**The request**
Lines holding the string "data" are the ones to copy from this listing.

**Records to use**
— START —

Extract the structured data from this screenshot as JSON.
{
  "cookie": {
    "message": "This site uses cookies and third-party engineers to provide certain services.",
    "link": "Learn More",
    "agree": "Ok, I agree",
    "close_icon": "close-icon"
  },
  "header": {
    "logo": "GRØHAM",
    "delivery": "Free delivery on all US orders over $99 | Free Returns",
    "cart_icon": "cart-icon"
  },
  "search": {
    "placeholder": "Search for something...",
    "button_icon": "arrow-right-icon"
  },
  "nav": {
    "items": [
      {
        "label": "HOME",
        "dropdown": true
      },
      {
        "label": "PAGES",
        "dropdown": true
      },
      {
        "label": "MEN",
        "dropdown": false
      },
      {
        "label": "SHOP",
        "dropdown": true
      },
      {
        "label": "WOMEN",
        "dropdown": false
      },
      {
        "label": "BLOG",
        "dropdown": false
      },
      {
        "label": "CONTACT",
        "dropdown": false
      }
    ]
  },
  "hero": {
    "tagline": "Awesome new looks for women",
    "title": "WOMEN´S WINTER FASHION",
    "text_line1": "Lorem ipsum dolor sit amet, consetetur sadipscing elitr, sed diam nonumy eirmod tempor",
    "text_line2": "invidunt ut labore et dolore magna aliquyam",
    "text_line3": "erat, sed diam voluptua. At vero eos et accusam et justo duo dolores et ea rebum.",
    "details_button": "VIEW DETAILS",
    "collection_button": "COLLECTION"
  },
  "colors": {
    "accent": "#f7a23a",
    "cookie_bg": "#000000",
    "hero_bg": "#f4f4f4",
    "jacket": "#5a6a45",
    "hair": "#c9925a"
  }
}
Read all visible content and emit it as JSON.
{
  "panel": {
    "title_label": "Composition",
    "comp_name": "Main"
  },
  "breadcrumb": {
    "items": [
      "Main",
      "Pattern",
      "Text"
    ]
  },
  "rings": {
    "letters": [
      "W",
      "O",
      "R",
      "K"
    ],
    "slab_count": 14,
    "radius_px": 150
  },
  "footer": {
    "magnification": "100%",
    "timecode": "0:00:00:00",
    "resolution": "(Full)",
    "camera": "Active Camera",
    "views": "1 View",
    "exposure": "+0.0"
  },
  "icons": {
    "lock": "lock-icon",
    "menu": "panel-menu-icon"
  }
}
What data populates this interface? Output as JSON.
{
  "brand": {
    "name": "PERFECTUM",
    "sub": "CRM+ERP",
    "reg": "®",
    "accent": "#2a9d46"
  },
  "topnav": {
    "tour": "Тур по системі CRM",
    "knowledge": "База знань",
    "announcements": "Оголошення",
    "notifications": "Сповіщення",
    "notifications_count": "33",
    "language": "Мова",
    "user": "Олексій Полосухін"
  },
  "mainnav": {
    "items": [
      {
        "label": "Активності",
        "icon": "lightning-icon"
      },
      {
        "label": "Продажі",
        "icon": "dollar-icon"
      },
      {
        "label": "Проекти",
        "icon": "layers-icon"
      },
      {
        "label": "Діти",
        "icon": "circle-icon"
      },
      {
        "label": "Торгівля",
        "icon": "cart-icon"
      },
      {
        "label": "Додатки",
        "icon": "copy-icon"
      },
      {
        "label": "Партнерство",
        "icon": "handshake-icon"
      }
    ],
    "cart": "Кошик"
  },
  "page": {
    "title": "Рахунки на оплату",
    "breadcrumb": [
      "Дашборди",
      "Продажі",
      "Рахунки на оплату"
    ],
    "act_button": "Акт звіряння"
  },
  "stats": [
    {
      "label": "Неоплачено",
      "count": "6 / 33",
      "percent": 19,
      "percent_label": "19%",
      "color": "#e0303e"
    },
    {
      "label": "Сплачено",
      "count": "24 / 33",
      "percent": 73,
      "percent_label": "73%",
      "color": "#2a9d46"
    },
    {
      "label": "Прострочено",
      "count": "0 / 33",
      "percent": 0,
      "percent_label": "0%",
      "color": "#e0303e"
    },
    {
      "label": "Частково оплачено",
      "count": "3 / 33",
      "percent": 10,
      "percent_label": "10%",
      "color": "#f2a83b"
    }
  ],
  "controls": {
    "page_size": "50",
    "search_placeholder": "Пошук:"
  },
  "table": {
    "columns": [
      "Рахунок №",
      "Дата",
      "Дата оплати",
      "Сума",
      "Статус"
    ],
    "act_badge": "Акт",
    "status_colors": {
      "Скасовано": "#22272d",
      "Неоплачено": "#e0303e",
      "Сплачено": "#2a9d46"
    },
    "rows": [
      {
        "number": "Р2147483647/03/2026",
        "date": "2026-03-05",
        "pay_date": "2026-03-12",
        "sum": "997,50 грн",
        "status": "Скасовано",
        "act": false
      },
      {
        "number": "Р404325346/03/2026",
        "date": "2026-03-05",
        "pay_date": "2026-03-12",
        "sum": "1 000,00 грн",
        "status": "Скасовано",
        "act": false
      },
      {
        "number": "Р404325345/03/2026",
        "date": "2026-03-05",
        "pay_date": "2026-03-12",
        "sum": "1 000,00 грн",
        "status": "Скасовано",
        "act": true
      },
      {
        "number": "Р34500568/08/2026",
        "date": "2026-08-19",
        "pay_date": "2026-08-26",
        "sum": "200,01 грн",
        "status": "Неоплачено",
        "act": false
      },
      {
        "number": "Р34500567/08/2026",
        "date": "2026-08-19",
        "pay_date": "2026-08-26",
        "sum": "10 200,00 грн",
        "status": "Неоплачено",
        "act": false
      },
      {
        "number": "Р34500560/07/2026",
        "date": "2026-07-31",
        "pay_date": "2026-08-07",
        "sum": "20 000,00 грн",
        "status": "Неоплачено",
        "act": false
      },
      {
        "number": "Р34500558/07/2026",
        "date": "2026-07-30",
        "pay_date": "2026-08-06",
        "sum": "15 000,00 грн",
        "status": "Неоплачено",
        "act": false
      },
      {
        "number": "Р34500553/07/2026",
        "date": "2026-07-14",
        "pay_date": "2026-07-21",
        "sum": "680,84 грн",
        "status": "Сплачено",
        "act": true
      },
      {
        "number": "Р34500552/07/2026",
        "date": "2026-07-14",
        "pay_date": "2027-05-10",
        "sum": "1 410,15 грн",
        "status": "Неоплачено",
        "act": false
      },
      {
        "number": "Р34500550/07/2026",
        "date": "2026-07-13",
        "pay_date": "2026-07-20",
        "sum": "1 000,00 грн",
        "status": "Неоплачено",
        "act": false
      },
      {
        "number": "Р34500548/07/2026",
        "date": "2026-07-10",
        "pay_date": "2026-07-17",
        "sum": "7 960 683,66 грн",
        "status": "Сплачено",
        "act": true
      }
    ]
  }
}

— END —

**Exercise result**
Extract the structured data from this screenshot as JSON.
What data populates this interface? Output as JSON.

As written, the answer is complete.